DIRECTIVE
Every record should be copied exactly, except that pictures are to be omitted.

start

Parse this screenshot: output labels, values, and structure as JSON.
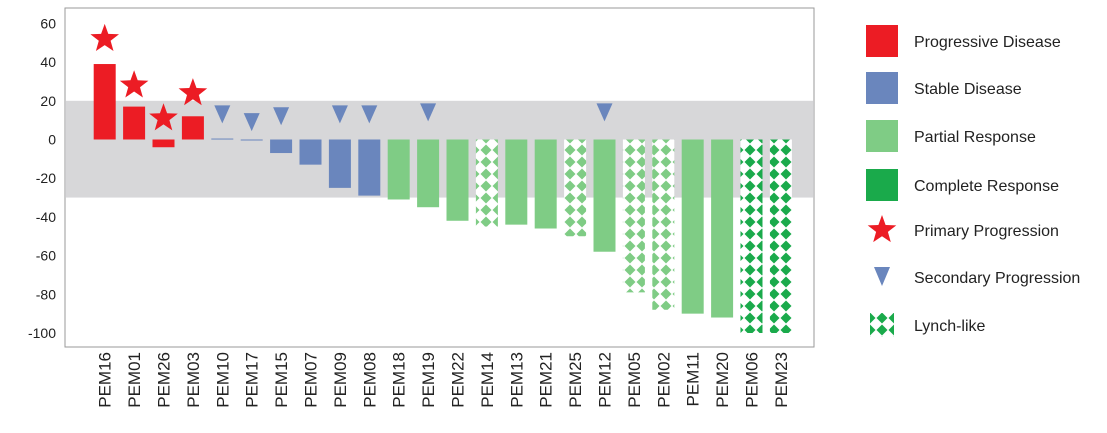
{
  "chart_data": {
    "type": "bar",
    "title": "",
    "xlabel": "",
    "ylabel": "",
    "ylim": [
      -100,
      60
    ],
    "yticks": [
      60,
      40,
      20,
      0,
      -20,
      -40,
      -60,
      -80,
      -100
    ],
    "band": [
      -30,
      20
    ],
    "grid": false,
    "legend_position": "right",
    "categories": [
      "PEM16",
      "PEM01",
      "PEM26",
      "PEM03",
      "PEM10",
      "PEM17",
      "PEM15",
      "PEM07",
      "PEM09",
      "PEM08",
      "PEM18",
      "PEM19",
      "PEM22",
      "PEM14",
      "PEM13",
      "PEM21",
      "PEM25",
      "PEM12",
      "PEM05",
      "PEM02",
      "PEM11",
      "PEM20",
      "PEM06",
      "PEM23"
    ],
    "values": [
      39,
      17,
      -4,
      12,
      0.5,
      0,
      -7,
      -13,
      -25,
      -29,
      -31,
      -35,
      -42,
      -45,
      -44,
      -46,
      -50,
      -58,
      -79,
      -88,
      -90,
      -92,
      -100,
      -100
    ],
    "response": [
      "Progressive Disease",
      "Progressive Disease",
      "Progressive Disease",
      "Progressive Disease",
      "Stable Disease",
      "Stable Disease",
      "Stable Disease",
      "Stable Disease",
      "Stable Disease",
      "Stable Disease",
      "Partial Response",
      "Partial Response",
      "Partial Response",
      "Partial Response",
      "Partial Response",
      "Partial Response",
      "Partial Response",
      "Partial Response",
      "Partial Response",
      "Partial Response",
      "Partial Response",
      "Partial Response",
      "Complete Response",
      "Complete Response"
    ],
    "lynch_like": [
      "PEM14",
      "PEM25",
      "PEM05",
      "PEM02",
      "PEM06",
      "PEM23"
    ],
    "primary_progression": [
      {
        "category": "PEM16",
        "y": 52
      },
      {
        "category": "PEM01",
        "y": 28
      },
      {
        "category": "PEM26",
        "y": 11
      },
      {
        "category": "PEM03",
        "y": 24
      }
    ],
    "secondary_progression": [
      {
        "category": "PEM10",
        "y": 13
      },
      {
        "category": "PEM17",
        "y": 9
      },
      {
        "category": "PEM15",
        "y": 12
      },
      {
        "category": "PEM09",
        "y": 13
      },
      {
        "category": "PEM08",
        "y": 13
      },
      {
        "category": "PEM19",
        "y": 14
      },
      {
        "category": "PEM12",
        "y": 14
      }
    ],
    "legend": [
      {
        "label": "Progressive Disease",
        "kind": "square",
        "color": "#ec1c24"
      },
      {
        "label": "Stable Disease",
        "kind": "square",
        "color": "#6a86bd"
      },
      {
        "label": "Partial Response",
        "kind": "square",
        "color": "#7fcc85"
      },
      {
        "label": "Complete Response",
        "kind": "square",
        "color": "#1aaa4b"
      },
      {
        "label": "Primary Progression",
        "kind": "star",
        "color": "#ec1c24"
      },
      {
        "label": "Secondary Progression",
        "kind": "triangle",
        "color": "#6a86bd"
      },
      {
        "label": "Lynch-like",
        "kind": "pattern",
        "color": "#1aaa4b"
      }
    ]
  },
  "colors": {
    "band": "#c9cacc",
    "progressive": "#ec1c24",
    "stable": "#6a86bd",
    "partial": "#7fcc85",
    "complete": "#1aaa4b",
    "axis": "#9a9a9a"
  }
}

end

FULL SOLUTION
Parse this screenshot: output labels, values, and structure as JSON.
{
  "chart_data": {
    "type": "bar",
    "title": "",
    "xlabel": "",
    "ylabel": "",
    "ylim": [
      -100,
      60
    ],
    "yticks": [
      60,
      40,
      20,
      0,
      -20,
      -40,
      -60,
      -80,
      -100
    ],
    "band": [
      -30,
      20
    ],
    "grid": false,
    "legend_position": "right",
    "categories": [
      "PEM16",
      "PEM01",
      "PEM26",
      "PEM03",
      "PEM10",
      "PEM17",
      "PEM15",
      "PEM07",
      "PEM09",
      "PEM08",
      "PEM18",
      "PEM19",
      "PEM22",
      "PEM14",
      "PEM13",
      "PEM21",
      "PEM25",
      "PEM12",
      "PEM05",
      "PEM02",
      "PEM11",
      "PEM20",
      "PEM06",
      "PEM23"
    ],
    "values": [
      39,
      17,
      -4,
      12,
      0.5,
      0,
      -7,
      -13,
      -25,
      -29,
      -31,
      -35,
      -42,
      -45,
      -44,
      -46,
      -50,
      -58,
      -79,
      -88,
      -90,
      -92,
      -100,
      -100
    ],
    "response": [
      "Progressive Disease",
      "Progressive Disease",
      "Progressive Disease",
      "Progressive Disease",
      "Stable Disease",
      "Stable Disease",
      "Stable Disease",
      "Stable Disease",
      "Stable Disease",
      "Stable Disease",
      "Partial Response",
      "Partial Response",
      "Partial Response",
      "Partial Response",
      "Partial Response",
      "Partial Response",
      "Partial Response",
      "Partial Response",
      "Partial Response",
      "Partial Response",
      "Partial Response",
      "Partial Response",
      "Complete Response",
      "Complete Response"
    ],
    "lynch_like": [
      "PEM14",
      "PEM25",
      "PEM05",
      "PEM02",
      "PEM06",
      "PEM23"
    ],
    "primary_progression": [
      {
        "category": "PEM16",
        "y": 52
      },
      {
        "category": "PEM01",
        "y": 28
      },
      {
        "category": "PEM26",
        "y": 11
      },
      {
        "category": "PEM03",
        "y": 24
      }
    ],
    "secondary_progression": [
      {
        "category": "PEM10",
        "y": 13
      },
      {
        "category": "PEM17",
        "y": 9
      },
      {
        "category": "PEM15",
        "y": 12
      },
      {
        "category": "PEM09",
        "y": 13
      },
      {
        "category": "PEM08",
        "y": 13
      },
      {
        "category": "PEM19",
        "y": 14
      },
      {
        "category": "PEM12",
        "y": 14
      }
    ],
    "legend": [
      {
        "label": "Progressive Disease",
        "kind": "square",
        "color": "#ec1c24"
      },
      {
        "label": "Stable Disease",
        "kind": "square",
        "color": "#6a86bd"
      },
      {
        "label": "Partial Response",
        "kind": "square",
        "color": "#7fcc85"
      },
      {
        "label": "Complete Response",
        "kind": "square",
        "color": "#1aaa4b"
      },
      {
        "label": "Primary Progression",
        "kind": "star",
        "color": "#ec1c24"
      },
      {
        "label": "Secondary Progression",
        "kind": "triangle",
        "color": "#6a86bd"
      },
      {
        "label": "Lynch-like",
        "kind": "pattern",
        "color": "#1aaa4b"
      }
    ]
  },
  "colors": {
    "band": "#c9cacc",
    "progressive": "#ec1c24",
    "stable": "#6a86bd",
    "partial": "#7fcc85",
    "complete": "#1aaa4b",
    "axis": "#9a9a9a"
  }
}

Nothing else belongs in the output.